::: Input

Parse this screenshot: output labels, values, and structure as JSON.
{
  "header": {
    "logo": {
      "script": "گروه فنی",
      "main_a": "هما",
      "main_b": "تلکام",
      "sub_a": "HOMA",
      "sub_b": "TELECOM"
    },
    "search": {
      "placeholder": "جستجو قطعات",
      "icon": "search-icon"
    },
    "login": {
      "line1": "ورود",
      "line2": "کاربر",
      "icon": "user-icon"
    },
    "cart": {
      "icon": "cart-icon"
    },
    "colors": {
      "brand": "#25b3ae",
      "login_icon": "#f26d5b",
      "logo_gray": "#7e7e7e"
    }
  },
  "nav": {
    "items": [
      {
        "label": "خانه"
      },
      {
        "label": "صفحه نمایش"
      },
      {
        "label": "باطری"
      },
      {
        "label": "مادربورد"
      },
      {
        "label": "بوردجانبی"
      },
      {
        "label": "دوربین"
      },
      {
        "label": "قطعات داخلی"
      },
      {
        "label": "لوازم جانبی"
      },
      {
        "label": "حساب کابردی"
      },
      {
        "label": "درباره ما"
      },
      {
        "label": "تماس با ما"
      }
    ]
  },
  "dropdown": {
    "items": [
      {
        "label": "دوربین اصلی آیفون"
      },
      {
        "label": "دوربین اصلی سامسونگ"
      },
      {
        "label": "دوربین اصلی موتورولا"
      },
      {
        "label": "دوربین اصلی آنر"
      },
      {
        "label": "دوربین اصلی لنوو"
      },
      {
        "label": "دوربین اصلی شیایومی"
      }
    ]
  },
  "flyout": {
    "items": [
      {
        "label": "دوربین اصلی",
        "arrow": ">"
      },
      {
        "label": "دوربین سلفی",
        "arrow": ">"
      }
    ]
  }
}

::::::

Extract every entry above as it appears.

Parse this screenshot: output labels, values, and structure as JSON.
{
  "header": {
    "logo": {
      "script": "گروه فنی",
      "main_a": "هما",
      "main_b": "تلکام",
      "sub_a": "HOMA",
      "sub_b": "TELECOM"
    },
    "search": {
      "placeholder": "جستجو قطعات",
      "icon": "search-icon"
    },
    "login": {
      "line1": "ورود",
      "line2": "کاربر",
      "icon": "user-icon"
    },
    "cart": {
      "icon": "cart-icon"
    },
    "colors": {
      "brand": "#25b3ae",
      "login_icon": "#f26d5b",
      "logo_gray": "#7e7e7e"
    }
  },
  "nav": {
    "items": [
      {
        "label": "خانه"
      },
      {
        "label": "صفحه نمایش"
      },
      {
        "label": "باطری"
      },
      {
        "label": "مادربورد"
      },
      {
        "label": "بوردجانبی"
      },
      {
        "label": "دوربین"
      },
      {
        "label": "قطعات داخلی"
      },
      {
        "label": "لوازم جانبی"
      },
      {
        "label": "حساب کابردی"
      },
      {
        "label": "درباره ما"
      },
      {
        "label": "تماس با ما"
      }
    ]
  },
  "dropdown": {
    "items": [
      {
        "label": "دوربین اصلی آیفون"
      },
      {
        "label": "دوربین اصلی سامسونگ"
      },
      {
        "label": "دوربین اصلی موتورولا"
      },
      {
        "label": "دوربین اصلی آنر"
      },
      {
        "label": "دوربین اصلی لنوو"
      },
      {
        "label": "دوربین اصلی شیایومی"
      }
    ]
  },
  "flyout": {
    "items": [
      {
        "label": "دوربین اصلی",
        "arrow": ">"
      },
      {
        "label": "دوربین سلفی",
        "arrow": ">"
      }
    ]
  }
}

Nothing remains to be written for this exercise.